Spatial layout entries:
^^^^^^^^

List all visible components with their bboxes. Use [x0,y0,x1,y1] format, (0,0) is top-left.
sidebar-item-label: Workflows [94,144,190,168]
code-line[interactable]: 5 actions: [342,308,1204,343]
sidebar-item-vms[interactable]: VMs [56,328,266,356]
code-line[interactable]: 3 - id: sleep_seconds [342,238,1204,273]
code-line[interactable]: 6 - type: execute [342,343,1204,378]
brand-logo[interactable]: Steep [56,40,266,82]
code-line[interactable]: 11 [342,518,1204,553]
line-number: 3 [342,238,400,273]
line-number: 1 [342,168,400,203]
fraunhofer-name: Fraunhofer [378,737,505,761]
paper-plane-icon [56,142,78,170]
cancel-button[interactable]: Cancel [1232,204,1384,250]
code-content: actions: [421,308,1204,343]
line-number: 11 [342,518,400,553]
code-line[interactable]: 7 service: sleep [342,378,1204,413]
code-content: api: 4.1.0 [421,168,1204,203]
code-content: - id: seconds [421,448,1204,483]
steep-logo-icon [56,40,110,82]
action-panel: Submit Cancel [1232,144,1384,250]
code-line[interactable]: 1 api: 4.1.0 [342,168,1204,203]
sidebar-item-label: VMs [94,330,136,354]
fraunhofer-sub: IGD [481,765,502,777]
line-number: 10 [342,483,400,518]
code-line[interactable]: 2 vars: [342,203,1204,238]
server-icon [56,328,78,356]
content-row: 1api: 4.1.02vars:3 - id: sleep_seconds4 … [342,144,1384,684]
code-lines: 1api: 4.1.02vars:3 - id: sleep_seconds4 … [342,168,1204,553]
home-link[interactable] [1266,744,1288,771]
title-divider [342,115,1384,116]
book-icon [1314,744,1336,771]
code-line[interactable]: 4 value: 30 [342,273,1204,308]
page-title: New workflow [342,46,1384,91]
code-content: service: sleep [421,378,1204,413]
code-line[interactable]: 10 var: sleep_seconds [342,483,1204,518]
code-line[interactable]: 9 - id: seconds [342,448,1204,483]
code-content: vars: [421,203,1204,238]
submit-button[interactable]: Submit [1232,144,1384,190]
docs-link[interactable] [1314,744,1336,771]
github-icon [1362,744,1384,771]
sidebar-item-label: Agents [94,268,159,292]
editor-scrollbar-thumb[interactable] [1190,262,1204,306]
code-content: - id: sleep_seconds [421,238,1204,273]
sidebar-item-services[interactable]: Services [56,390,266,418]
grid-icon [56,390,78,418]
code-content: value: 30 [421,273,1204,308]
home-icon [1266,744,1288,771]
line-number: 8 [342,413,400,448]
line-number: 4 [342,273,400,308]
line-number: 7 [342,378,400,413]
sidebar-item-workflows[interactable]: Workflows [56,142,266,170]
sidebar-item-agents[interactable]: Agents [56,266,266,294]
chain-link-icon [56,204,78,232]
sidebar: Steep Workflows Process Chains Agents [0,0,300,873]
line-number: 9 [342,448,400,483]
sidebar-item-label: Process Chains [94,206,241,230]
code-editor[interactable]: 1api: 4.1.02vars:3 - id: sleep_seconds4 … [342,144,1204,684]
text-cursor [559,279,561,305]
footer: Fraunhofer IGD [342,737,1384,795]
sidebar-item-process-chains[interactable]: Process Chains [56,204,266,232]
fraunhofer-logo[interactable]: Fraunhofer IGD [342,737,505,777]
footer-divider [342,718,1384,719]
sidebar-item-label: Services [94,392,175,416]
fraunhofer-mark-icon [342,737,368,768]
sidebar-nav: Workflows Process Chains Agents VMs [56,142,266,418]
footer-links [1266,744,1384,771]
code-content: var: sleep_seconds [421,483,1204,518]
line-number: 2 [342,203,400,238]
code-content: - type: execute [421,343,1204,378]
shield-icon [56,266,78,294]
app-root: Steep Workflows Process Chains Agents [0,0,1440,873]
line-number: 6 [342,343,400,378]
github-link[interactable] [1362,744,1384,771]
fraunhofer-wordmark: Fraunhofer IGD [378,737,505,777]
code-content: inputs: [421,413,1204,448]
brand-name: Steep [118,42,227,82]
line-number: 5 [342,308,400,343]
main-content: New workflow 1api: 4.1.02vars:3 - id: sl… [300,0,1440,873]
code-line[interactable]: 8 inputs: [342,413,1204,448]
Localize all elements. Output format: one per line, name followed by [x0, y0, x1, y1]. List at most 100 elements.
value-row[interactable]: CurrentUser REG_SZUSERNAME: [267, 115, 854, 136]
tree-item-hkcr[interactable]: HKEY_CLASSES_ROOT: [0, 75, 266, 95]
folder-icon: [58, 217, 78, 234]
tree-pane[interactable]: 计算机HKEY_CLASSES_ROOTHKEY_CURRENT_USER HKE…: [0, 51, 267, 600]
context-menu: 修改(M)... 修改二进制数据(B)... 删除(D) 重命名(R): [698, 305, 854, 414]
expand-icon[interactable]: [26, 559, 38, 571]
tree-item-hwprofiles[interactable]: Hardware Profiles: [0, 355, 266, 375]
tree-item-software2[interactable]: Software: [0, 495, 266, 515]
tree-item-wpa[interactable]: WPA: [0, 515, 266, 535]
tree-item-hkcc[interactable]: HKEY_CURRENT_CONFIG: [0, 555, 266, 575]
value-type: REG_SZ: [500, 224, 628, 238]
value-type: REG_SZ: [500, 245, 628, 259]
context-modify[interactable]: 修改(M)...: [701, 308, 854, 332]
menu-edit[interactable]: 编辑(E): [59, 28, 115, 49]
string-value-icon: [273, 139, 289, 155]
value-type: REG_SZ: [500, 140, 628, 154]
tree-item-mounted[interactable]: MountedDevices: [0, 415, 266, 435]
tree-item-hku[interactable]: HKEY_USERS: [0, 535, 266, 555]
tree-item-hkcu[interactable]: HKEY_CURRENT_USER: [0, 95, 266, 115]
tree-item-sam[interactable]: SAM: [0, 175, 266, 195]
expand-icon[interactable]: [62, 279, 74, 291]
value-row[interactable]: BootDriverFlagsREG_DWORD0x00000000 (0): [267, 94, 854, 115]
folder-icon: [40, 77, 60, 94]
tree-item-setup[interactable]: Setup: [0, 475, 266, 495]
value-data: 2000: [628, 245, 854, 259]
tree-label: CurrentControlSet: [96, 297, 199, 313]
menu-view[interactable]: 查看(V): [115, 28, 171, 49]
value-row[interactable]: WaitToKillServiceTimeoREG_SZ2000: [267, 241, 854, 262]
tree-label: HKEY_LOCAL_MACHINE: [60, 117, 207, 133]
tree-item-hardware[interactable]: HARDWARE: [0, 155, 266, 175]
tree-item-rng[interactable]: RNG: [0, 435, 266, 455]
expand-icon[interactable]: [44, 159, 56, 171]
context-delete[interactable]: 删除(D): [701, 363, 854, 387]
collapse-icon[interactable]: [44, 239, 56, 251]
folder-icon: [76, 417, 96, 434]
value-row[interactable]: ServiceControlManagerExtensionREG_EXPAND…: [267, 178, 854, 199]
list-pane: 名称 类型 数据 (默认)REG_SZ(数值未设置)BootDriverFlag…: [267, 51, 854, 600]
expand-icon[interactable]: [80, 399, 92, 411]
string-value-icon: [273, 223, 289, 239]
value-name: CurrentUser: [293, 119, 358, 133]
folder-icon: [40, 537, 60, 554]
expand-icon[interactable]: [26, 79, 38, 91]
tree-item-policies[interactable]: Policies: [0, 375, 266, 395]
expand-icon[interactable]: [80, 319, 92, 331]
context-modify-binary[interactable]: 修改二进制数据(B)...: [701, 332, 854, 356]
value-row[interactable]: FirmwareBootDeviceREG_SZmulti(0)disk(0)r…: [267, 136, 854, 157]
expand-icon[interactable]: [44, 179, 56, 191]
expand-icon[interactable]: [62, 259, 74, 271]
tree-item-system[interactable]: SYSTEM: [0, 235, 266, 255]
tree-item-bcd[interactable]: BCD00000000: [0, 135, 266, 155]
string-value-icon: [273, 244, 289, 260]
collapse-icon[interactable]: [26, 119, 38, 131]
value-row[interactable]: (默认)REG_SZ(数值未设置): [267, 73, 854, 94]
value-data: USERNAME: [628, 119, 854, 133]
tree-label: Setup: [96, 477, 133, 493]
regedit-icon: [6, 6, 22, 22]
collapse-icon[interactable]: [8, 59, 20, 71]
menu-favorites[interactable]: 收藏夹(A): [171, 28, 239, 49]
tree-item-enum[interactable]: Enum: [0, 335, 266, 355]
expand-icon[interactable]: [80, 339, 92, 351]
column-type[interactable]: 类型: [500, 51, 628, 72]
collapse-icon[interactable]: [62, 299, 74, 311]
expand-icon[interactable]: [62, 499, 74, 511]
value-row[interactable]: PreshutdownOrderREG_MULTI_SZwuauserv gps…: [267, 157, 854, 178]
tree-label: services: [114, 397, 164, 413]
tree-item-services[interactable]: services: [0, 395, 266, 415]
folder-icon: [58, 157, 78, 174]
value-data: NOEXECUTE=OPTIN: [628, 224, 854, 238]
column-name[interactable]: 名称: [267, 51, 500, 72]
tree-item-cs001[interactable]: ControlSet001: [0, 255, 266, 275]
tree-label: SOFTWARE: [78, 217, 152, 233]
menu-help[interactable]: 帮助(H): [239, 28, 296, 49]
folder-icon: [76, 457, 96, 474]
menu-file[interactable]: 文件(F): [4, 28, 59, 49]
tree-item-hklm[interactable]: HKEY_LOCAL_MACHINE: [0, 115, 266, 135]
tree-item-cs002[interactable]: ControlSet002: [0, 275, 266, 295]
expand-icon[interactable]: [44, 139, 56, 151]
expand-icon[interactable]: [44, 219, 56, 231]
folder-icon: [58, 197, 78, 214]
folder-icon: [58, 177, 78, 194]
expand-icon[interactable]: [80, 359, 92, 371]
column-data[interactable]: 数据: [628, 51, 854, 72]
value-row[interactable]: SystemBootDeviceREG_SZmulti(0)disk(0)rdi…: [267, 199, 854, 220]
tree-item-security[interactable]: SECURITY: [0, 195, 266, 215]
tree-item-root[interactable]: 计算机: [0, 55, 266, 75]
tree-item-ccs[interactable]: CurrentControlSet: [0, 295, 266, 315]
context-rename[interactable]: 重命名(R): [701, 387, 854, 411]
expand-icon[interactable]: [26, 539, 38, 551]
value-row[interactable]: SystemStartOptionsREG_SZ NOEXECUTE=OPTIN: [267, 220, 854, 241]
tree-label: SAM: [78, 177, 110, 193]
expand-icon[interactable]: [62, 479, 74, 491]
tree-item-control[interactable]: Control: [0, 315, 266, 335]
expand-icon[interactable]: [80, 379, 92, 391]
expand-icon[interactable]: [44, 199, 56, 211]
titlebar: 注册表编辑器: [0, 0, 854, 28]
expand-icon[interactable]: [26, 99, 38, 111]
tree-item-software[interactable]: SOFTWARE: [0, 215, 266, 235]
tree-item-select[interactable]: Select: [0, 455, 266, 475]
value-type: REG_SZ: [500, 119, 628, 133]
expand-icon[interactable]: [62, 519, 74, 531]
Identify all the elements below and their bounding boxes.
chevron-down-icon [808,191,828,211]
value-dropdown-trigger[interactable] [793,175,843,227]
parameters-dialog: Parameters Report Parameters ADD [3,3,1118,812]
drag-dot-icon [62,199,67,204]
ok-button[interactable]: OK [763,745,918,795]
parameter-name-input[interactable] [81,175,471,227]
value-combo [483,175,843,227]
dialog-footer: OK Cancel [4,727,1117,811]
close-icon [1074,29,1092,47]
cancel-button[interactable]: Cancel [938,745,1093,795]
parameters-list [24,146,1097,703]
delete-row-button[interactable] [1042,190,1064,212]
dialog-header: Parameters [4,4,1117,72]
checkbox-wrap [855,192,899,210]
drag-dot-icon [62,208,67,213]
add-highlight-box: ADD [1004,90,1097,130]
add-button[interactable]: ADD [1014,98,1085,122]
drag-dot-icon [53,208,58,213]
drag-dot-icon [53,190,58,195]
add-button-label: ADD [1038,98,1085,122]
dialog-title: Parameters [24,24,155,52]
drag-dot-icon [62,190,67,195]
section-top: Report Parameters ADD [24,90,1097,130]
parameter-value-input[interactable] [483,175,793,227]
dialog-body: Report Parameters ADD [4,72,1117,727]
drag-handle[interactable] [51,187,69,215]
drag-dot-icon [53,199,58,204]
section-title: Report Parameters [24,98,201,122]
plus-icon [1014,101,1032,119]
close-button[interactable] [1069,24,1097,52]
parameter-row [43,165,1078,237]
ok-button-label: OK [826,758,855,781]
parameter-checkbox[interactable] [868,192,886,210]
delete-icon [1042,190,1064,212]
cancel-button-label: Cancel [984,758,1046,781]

^^^^^^^^

= WHAT THE EXERCISE ASKS =
Reproduce verbatim the items above, starting from the first line and ending with the line containing "paper-plane-icon [56,142,78,170]", with both of those lines included.

= EXERCISE ANSWER =
List all visible components with their bboxes. Use [x0,y0,x1,y1] format, (0,0) is top-left.
sidebar-item-label: Workflows [94,144,190,168]
code-line[interactable]: 5 actions: [342,308,1204,343]
sidebar-item-vms[interactable]: VMs [56,328,266,356]
code-line[interactable]: 3 - id: sleep_seconds [342,238,1204,273]
code-line[interactable]: 6 - type: execute [342,343,1204,378]
brand-logo[interactable]: Steep [56,40,266,82]
code-line[interactable]: 11 [342,518,1204,553]
line-number: 3 [342,238,400,273]
line-number: 1 [342,168,400,203]
fraunhofer-name: Fraunhofer [378,737,505,761]
paper-plane-icon [56,142,78,170]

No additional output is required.